WORK TO DO | Identify every line in the records below that contains the word "this", and copy each of those lines.

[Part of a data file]
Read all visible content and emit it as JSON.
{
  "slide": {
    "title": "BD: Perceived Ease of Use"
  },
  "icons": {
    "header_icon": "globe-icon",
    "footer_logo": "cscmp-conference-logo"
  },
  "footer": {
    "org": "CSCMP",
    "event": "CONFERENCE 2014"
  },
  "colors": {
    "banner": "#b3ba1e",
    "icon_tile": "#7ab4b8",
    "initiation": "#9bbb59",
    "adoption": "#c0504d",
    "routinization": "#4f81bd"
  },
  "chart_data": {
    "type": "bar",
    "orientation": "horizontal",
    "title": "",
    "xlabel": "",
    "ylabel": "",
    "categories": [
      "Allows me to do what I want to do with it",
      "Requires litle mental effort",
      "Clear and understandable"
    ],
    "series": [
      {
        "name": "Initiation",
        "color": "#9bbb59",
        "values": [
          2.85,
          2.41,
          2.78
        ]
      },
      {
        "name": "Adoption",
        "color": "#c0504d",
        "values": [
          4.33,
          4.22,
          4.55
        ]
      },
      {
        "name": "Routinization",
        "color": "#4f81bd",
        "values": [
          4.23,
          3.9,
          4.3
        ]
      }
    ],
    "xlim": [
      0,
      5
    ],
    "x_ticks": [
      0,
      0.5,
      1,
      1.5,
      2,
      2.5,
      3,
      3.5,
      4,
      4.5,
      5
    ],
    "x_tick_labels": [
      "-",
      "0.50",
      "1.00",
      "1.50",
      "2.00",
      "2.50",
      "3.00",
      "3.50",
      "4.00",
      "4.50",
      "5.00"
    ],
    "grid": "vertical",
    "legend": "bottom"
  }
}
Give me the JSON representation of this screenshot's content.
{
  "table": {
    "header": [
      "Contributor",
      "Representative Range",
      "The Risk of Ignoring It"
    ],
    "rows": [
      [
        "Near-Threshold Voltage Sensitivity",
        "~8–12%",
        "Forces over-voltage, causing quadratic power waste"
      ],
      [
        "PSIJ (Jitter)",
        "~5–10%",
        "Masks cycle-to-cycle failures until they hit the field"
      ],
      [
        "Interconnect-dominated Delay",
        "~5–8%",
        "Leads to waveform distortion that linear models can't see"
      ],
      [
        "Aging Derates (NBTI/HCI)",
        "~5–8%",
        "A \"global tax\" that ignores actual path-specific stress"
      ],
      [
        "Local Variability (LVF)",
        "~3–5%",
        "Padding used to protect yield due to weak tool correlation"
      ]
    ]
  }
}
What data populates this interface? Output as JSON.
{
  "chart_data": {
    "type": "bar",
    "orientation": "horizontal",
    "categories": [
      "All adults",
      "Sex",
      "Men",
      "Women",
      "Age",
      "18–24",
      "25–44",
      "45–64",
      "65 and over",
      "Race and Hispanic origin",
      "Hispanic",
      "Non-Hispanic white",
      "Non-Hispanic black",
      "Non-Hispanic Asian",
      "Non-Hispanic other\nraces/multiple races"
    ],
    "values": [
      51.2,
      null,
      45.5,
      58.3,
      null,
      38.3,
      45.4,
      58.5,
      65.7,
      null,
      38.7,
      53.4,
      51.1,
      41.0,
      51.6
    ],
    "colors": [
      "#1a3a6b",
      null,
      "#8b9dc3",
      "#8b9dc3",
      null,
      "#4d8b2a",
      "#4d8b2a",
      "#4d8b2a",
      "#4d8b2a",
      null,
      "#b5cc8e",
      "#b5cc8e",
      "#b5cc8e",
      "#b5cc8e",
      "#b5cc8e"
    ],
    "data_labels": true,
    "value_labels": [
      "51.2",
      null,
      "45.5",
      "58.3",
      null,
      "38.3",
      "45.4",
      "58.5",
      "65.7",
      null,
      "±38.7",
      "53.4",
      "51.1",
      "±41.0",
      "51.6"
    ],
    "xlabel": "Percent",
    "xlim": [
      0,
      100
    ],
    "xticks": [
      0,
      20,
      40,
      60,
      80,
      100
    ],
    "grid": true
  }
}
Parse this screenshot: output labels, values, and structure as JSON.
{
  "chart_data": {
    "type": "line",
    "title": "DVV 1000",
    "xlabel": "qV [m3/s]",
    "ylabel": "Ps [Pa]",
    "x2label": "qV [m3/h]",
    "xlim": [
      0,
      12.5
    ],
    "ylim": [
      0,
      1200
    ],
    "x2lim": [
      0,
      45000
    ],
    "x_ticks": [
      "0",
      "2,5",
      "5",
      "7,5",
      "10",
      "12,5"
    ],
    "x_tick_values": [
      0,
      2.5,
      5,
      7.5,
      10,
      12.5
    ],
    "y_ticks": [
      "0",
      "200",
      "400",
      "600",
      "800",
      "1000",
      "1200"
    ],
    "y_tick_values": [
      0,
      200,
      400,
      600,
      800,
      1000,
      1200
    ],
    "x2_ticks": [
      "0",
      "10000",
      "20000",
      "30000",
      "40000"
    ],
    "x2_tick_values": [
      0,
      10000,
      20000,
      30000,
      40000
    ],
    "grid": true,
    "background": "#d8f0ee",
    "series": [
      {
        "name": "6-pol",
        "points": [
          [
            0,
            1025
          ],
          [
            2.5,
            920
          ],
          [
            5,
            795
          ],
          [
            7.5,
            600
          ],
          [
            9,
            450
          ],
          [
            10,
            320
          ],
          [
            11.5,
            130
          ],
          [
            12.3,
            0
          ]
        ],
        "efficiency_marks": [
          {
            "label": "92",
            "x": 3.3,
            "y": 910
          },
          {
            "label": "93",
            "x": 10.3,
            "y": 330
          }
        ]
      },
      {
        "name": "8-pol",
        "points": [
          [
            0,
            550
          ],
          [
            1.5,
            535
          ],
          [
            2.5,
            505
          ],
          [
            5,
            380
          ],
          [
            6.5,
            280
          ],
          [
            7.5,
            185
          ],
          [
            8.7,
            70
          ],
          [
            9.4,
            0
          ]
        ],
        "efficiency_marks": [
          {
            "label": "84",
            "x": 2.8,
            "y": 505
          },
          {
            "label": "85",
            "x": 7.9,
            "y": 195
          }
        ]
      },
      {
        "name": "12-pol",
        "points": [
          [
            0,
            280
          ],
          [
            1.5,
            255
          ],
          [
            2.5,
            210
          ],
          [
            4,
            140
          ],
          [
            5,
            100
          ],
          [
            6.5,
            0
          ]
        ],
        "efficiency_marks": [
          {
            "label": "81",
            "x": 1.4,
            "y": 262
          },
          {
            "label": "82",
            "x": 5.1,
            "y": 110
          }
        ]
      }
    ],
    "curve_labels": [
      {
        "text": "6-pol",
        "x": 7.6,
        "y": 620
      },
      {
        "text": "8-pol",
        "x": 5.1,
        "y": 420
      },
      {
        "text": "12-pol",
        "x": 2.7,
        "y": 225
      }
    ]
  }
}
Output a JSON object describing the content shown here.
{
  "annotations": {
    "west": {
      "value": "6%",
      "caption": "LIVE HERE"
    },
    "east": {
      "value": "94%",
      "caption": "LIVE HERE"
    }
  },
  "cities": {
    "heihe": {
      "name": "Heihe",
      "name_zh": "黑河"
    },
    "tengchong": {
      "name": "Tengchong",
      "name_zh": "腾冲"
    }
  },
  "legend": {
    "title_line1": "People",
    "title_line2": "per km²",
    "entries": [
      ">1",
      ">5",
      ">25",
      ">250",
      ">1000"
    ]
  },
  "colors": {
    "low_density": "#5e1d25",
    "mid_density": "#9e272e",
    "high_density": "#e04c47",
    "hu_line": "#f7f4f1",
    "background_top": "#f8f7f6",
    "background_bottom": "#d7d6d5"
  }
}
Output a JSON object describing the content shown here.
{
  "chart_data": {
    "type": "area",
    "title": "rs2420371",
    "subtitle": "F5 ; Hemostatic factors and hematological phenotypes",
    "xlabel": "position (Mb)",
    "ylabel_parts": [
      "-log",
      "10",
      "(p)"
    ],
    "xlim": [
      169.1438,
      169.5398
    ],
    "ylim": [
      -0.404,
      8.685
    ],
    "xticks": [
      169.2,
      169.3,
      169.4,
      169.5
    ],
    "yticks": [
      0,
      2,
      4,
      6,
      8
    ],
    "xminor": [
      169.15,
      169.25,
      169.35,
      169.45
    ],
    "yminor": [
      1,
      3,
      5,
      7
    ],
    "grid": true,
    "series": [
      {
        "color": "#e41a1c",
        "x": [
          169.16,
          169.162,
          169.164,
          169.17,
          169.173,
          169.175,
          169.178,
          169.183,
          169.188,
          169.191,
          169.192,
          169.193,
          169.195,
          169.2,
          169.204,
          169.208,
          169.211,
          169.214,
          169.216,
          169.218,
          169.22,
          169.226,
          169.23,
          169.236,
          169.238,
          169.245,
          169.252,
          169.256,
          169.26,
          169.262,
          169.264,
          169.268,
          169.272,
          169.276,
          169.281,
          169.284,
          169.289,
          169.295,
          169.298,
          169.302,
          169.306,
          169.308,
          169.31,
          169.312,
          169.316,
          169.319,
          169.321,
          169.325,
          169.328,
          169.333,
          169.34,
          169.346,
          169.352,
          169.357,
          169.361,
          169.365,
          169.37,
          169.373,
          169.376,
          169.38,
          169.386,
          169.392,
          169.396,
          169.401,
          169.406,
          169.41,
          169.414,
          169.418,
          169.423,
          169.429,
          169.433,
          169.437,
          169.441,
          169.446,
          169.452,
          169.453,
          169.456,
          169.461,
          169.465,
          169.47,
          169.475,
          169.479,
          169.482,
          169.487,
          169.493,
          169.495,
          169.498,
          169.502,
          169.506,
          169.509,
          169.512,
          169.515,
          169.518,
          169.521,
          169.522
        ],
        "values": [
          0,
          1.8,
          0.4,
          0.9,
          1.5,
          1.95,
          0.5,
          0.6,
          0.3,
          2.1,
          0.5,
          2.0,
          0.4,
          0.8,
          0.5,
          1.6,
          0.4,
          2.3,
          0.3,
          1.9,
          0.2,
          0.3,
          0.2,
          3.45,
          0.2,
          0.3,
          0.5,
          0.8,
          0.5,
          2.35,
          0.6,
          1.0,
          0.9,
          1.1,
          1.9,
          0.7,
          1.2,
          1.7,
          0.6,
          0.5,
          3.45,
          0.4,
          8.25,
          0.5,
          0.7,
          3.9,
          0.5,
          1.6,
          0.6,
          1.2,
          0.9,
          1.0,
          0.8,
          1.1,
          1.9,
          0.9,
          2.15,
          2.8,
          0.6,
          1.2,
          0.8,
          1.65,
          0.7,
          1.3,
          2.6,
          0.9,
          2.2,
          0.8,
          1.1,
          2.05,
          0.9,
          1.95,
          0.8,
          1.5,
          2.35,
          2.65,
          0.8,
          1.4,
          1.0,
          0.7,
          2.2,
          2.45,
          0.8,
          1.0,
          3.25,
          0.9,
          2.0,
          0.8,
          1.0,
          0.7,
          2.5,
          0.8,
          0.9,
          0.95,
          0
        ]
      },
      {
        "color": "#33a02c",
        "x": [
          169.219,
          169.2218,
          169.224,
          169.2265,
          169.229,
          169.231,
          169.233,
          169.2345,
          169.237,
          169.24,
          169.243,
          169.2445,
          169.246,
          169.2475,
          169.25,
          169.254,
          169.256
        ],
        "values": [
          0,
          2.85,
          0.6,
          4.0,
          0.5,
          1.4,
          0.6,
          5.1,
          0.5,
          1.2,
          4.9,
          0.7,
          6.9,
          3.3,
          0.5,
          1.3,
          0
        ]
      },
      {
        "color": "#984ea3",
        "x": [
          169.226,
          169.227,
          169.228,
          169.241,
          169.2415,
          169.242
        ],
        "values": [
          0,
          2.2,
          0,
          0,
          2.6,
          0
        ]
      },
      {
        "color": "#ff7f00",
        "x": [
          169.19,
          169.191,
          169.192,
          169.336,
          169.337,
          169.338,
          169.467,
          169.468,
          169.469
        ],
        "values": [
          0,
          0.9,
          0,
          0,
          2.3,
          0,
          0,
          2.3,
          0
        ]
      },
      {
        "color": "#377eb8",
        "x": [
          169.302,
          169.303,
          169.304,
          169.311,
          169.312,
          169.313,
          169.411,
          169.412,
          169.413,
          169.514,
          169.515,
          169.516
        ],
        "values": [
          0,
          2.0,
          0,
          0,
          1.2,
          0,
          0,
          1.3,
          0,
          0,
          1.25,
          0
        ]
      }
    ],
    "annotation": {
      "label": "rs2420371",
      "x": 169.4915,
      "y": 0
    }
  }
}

FULL SOLUTION |
Give me the JSON representation of this screenshot's content.
What data populates this interface? Output as JSON.
Parse this screenshot: output labels, values, and structure as JSON.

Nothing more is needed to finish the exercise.